_WRITTEN REQUEST_
Every entry must be repeated exactly. Exclude all pictures.

_SUPPLIED RECORDS_
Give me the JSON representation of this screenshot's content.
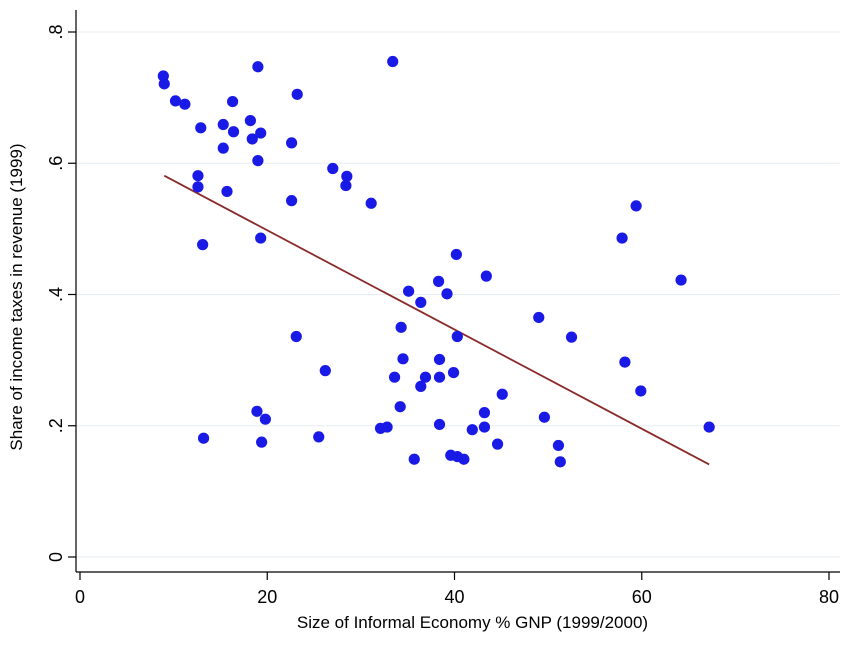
{
  "chart_data": {
    "type": "scatter",
    "xlabel": "Size of Informal Economy % GNP (1999/2000)",
    "ylabel": "Share of income taxes in revenue (1999)",
    "xlim": [
      0,
      80
    ],
    "ylim": [
      0,
      0.8
    ],
    "x_ticks": [
      0,
      20,
      40,
      60,
      80
    ],
    "x_tick_labels": [
      "0",
      "20",
      "40",
      "60",
      "80"
    ],
    "y_ticks": [
      0,
      0.2,
      0.4,
      0.6,
      0.8
    ],
    "y_tick_labels": [
      "0",
      ".2",
      ".4",
      ".6",
      ".8"
    ],
    "grid": true,
    "point_color": "#1a1ae6",
    "fit_color": "#8b2a2a",
    "points": [
      [
        8.9,
        0.733
      ],
      [
        9.0,
        0.721
      ],
      [
        10.2,
        0.695
      ],
      [
        11.2,
        0.69
      ],
      [
        12.9,
        0.654
      ],
      [
        12.6,
        0.581
      ],
      [
        12.6,
        0.564
      ],
      [
        13.1,
        0.476
      ],
      [
        13.2,
        0.181
      ],
      [
        15.3,
        0.659
      ],
      [
        15.3,
        0.623
      ],
      [
        15.7,
        0.557
      ],
      [
        16.3,
        0.694
      ],
      [
        16.4,
        0.648
      ],
      [
        18.2,
        0.665
      ],
      [
        18.4,
        0.637
      ],
      [
        19.0,
        0.747
      ],
      [
        19.0,
        0.604
      ],
      [
        19.3,
        0.646
      ],
      [
        19.3,
        0.486
      ],
      [
        19.4,
        0.175
      ],
      [
        18.9,
        0.222
      ],
      [
        19.8,
        0.21
      ],
      [
        22.6,
        0.631
      ],
      [
        22.6,
        0.543
      ],
      [
        23.2,
        0.705
      ],
      [
        23.1,
        0.336
      ],
      [
        25.5,
        0.183
      ],
      [
        26.2,
        0.284
      ],
      [
        27.0,
        0.592
      ],
      [
        28.5,
        0.58
      ],
      [
        28.4,
        0.566
      ],
      [
        31.1,
        0.539
      ],
      [
        32.1,
        0.196
      ],
      [
        32.8,
        0.198
      ],
      [
        33.4,
        0.755
      ],
      [
        33.6,
        0.274
      ],
      [
        34.2,
        0.229
      ],
      [
        34.3,
        0.35
      ],
      [
        34.5,
        0.302
      ],
      [
        35.1,
        0.405
      ],
      [
        35.7,
        0.149
      ],
      [
        36.4,
        0.26
      ],
      [
        36.4,
        0.388
      ],
      [
        36.9,
        0.274
      ],
      [
        38.3,
        0.42
      ],
      [
        38.4,
        0.301
      ],
      [
        38.4,
        0.274
      ],
      [
        38.4,
        0.202
      ],
      [
        39.2,
        0.401
      ],
      [
        39.6,
        0.155
      ],
      [
        39.9,
        0.281
      ],
      [
        40.2,
        0.461
      ],
      [
        40.3,
        0.336
      ],
      [
        40.3,
        0.153
      ],
      [
        41.0,
        0.149
      ],
      [
        41.9,
        0.194
      ],
      [
        43.2,
        0.22
      ],
      [
        43.2,
        0.198
      ],
      [
        43.4,
        0.428
      ],
      [
        44.6,
        0.172
      ],
      [
        45.1,
        0.248
      ],
      [
        49.0,
        0.365
      ],
      [
        49.6,
        0.213
      ],
      [
        51.1,
        0.17
      ],
      [
        51.3,
        0.145
      ],
      [
        52.5,
        0.335
      ],
      [
        57.9,
        0.486
      ],
      [
        58.2,
        0.297
      ],
      [
        59.4,
        0.535
      ],
      [
        59.9,
        0.253
      ],
      [
        64.2,
        0.422
      ],
      [
        67.2,
        0.198
      ]
    ],
    "fit_line": {
      "x": [
        9.0,
        67.2
      ],
      "y": [
        0.581,
        0.141
      ]
    }
  }
}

_WRITTEN RESPONSE_
Give me the JSON representation of this screenshot's content.
{
  "chart_data": {
    "type": "scatter",
    "xlabel": "Size of Informal Economy % GNP (1999/2000)",
    "ylabel": "Share of income taxes in revenue (1999)",
    "xlim": [
      0,
      80
    ],
    "ylim": [
      0,
      0.8
    ],
    "x_ticks": [
      0,
      20,
      40,
      60,
      80
    ],
    "x_tick_labels": [
      "0",
      "20",
      "40",
      "60",
      "80"
    ],
    "y_ticks": [
      0,
      0.2,
      0.4,
      0.6,
      0.8
    ],
    "y_tick_labels": [
      "0",
      ".2",
      ".4",
      ".6",
      ".8"
    ],
    "grid": true,
    "point_color": "#1a1ae6",
    "fit_color": "#8b2a2a",
    "points": [
      [
        8.9,
        0.733
      ],
      [
        9.0,
        0.721
      ],
      [
        10.2,
        0.695
      ],
      [
        11.2,
        0.69
      ],
      [
        12.9,
        0.654
      ],
      [
        12.6,
        0.581
      ],
      [
        12.6,
        0.564
      ],
      [
        13.1,
        0.476
      ],
      [
        13.2,
        0.181
      ],
      [
        15.3,
        0.659
      ],
      [
        15.3,
        0.623
      ],
      [
        15.7,
        0.557
      ],
      [
        16.3,
        0.694
      ],
      [
        16.4,
        0.648
      ],
      [
        18.2,
        0.665
      ],
      [
        18.4,
        0.637
      ],
      [
        19.0,
        0.747
      ],
      [
        19.0,
        0.604
      ],
      [
        19.3,
        0.646
      ],
      [
        19.3,
        0.486
      ],
      [
        19.4,
        0.175
      ],
      [
        18.9,
        0.222
      ],
      [
        19.8,
        0.21
      ],
      [
        22.6,
        0.631
      ],
      [
        22.6,
        0.543
      ],
      [
        23.2,
        0.705
      ],
      [
        23.1,
        0.336
      ],
      [
        25.5,
        0.183
      ],
      [
        26.2,
        0.284
      ],
      [
        27.0,
        0.592
      ],
      [
        28.5,
        0.58
      ],
      [
        28.4,
        0.566
      ],
      [
        31.1,
        0.539
      ],
      [
        32.1,
        0.196
      ],
      [
        32.8,
        0.198
      ],
      [
        33.4,
        0.755
      ],
      [
        33.6,
        0.274
      ],
      [
        34.2,
        0.229
      ],
      [
        34.3,
        0.35
      ],
      [
        34.5,
        0.302
      ],
      [
        35.1,
        0.405
      ],
      [
        35.7,
        0.149
      ],
      [
        36.4,
        0.26
      ],
      [
        36.4,
        0.388
      ],
      [
        36.9,
        0.274
      ],
      [
        38.3,
        0.42
      ],
      [
        38.4,
        0.301
      ],
      [
        38.4,
        0.274
      ],
      [
        38.4,
        0.202
      ],
      [
        39.2,
        0.401
      ],
      [
        39.6,
        0.155
      ],
      [
        39.9,
        0.281
      ],
      [
        40.2,
        0.461
      ],
      [
        40.3,
        0.336
      ],
      [
        40.3,
        0.153
      ],
      [
        41.0,
        0.149
      ],
      [
        41.9,
        0.194
      ],
      [
        43.2,
        0.22
      ],
      [
        43.2,
        0.198
      ],
      [
        43.4,
        0.428
      ],
      [
        44.6,
        0.172
      ],
      [
        45.1,
        0.248
      ],
      [
        49.0,
        0.365
      ],
      [
        49.6,
        0.213
      ],
      [
        51.1,
        0.17
      ],
      [
        51.3,
        0.145
      ],
      [
        52.5,
        0.335
      ],
      [
        57.9,
        0.486
      ],
      [
        58.2,
        0.297
      ],
      [
        59.4,
        0.535
      ],
      [
        59.9,
        0.253
      ],
      [
        64.2,
        0.422
      ],
      [
        67.2,
        0.198
      ]
    ],
    "fit_line": {
      "x": [
        9.0,
        67.2
      ],
      "y": [
        0.581,
        0.141
      ]
    }
  }
}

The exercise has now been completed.